Extract provided:
=-=-=-=-=

The Association of Southeast Asian Nations (ASEAN) region is New Zealand's third-largest export market - worth NZ$4.6 billion in the year to June 2008. The AANZFTA was thus said to represent an important 'building block' in New Zealand’s growing East Asia trade and economic architecture.
The AANZFTA is said to facilitate the trade of goods, services and investments between the respective economies through the progressive elimination of barriers and the reduction of transaction costs. By 2020, all of New Zealand's tariffs on ASEAN products will be phased down to zero.
Chapter 13 of the agreement aims to develop cooperation and capacity building in IP law in the ASEAN region. The AANZFTA aims to protect IP rights across the ASEAN region in a consistent way, and give investors and traders increased confidence in operating within the region.

=-=-=-=-=

Extracted information:
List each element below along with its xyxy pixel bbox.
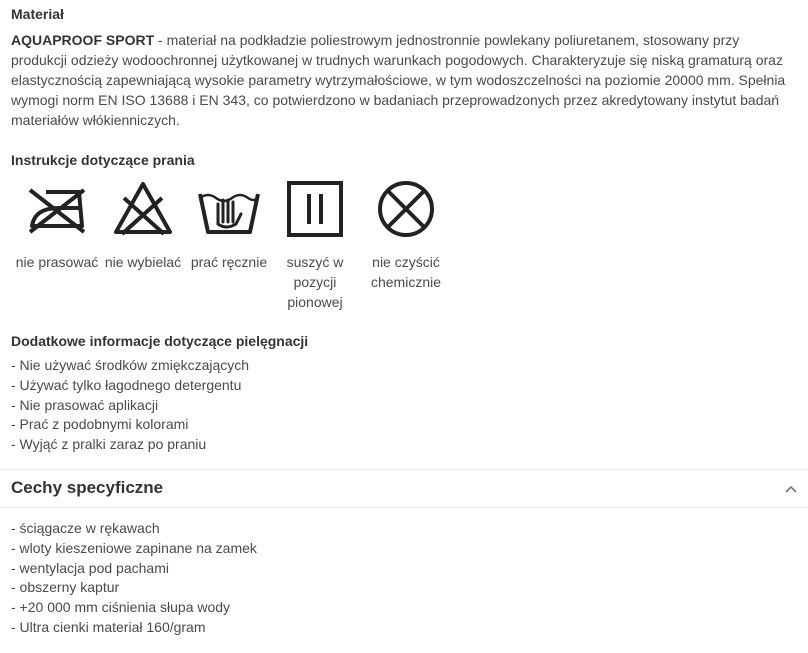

=-=-=-=-=

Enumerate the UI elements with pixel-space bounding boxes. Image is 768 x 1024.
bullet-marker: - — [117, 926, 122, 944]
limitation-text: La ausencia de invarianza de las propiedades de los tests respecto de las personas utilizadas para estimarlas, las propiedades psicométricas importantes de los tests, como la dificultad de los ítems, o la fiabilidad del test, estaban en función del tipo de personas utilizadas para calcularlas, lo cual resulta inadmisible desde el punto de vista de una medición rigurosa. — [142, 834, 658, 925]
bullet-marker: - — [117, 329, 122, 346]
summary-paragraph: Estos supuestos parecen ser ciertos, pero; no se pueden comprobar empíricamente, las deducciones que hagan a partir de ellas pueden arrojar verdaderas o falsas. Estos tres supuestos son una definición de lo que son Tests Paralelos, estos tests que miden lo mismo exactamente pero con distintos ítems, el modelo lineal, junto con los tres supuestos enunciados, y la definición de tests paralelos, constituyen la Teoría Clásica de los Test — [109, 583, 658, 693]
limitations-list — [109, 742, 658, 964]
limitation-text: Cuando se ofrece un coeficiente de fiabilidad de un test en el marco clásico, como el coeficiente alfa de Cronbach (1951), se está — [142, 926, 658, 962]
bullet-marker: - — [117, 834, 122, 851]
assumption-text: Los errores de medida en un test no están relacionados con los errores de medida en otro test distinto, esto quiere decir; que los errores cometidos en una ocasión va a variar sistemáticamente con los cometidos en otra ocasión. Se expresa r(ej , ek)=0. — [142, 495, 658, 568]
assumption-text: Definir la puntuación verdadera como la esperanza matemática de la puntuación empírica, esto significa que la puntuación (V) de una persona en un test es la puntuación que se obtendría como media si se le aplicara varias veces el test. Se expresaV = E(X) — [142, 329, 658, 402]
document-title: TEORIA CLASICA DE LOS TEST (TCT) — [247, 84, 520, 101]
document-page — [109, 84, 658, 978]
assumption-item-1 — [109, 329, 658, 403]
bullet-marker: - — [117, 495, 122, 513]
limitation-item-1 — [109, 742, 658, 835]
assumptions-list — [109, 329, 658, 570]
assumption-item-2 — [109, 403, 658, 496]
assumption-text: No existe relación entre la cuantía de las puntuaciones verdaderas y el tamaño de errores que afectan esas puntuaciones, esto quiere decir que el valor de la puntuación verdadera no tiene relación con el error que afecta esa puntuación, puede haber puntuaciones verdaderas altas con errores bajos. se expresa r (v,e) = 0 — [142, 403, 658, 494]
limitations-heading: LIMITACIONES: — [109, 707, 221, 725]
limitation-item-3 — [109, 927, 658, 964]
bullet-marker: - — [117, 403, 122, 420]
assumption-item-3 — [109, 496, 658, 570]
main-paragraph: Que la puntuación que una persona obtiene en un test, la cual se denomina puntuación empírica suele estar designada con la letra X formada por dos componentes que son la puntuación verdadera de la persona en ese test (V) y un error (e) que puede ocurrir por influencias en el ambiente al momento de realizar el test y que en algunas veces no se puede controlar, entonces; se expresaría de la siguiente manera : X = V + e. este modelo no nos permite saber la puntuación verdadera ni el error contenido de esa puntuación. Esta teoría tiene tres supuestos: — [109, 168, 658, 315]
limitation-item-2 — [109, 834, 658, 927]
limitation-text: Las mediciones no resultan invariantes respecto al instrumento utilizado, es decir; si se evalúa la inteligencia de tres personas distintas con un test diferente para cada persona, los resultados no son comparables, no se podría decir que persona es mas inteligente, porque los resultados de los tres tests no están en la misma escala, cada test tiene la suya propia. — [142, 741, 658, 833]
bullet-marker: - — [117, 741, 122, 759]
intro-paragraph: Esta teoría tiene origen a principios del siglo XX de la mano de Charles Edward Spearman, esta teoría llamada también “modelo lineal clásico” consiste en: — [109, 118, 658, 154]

=-=-=-=-=

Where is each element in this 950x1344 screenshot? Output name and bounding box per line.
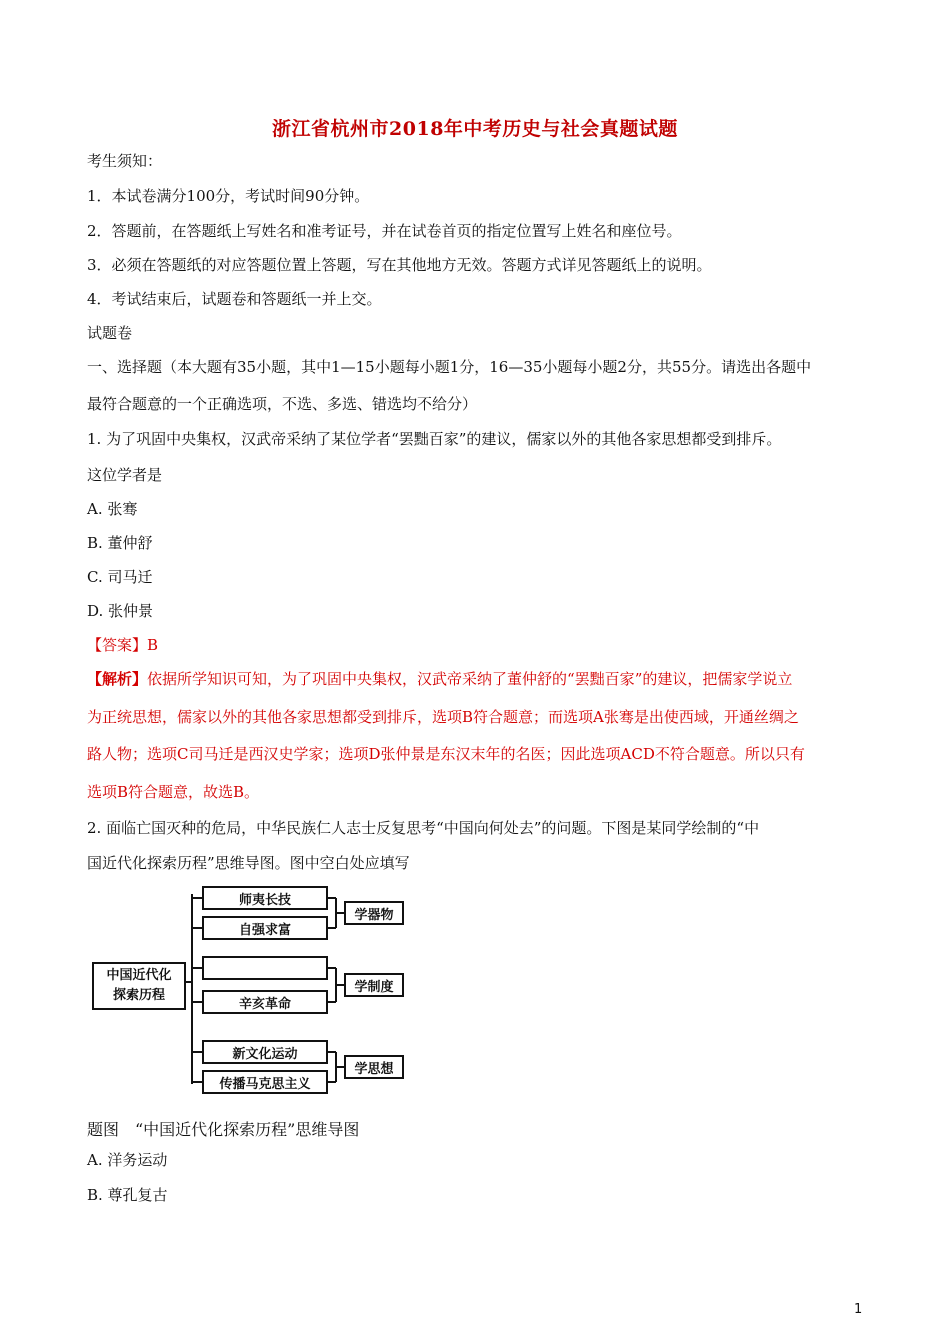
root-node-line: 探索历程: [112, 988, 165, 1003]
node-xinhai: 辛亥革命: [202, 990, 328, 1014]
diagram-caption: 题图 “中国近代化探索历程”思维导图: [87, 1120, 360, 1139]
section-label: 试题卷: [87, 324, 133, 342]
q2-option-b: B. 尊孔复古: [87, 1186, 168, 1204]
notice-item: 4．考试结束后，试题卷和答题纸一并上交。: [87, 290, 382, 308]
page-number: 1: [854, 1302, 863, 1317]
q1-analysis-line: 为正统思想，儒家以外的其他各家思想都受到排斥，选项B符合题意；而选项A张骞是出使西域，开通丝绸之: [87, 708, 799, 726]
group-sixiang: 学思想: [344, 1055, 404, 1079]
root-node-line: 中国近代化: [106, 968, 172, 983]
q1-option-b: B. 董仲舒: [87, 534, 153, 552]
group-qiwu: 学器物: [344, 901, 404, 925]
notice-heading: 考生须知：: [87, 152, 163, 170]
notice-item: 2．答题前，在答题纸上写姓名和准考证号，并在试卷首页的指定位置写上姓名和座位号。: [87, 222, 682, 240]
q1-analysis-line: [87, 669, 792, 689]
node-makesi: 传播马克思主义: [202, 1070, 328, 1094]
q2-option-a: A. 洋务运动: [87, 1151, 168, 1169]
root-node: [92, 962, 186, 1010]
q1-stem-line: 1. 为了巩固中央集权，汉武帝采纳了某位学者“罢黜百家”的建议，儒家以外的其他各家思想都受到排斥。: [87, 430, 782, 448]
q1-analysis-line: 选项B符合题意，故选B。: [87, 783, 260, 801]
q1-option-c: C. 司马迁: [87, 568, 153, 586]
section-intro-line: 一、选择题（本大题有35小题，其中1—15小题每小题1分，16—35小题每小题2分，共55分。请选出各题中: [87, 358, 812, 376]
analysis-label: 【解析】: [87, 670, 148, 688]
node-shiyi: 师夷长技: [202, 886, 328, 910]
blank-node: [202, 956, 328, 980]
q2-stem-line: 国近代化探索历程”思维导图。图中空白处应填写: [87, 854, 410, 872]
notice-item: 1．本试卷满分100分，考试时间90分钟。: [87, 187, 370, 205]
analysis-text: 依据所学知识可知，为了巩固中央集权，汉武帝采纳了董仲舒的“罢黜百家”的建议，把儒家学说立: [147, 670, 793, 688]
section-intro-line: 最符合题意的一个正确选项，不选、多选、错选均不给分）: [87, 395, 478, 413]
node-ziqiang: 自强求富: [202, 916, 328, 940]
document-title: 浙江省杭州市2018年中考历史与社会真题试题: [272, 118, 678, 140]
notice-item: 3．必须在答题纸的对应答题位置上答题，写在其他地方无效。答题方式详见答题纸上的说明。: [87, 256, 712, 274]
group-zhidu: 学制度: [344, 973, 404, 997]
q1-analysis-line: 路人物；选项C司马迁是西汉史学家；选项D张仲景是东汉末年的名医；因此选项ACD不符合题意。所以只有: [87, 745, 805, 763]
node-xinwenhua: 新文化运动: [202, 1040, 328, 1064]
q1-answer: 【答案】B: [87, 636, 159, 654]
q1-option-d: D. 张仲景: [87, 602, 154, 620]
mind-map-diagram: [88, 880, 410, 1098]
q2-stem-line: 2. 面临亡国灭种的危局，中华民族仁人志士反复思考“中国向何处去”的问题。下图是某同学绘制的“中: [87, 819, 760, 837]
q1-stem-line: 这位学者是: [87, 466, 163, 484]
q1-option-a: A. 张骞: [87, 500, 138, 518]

=-=-=-=-=

Work instructions:
- a) According to the AANZFTA passage, by what year will all of New Zealand's tariffs on ASEAN products be phased down to zero?
- b) List everything the AANZFTA passage says the agreement facilitates the trade of between the economies involved.
- c) Resume the AANZFTA passage after its final sentence.
The data has nothing to do with the AANZFTA passage.

Results of the tasks:
- a) By 2020.

- b) Goods, services, and investments.

- c)
Like the China-New Zealand free trade agreement, AANZFTA reaffirms the parties' existing rights and obligations under the Agreement on Trade-Related Aspects of Intellectual Property Rights. Each party is required to accord to nationals of other parties treatment no less favourable than that it accords to its own nationals with regard to the protection of IP rights. The AANZFTA also contains specific obligations on the protection and enforcement of IP rights. It requires greater transparency of IP laws and systems, and contains an obligation on parties to endeavour to make available on internet databases all pending and registered trademark rights in their respective jurisdictions. The AANZFTA also establishes a committee on intellectual property to monitor the implementation of the IP provisions.
Finally, the AANZFTA provides for an Economic Cooperation Work Programme. The programme covers eight areas, including conformity assessment procedures for the protection of IP rights (eg, direct training for IP examiners, IP judges, patent attorneys, academia and the business community, as well as study visits, policy discussions and seminaries).
The AANZFTA may enter into force in New Zealand as early as July 2009 and, in any event, no later than January 1 2010.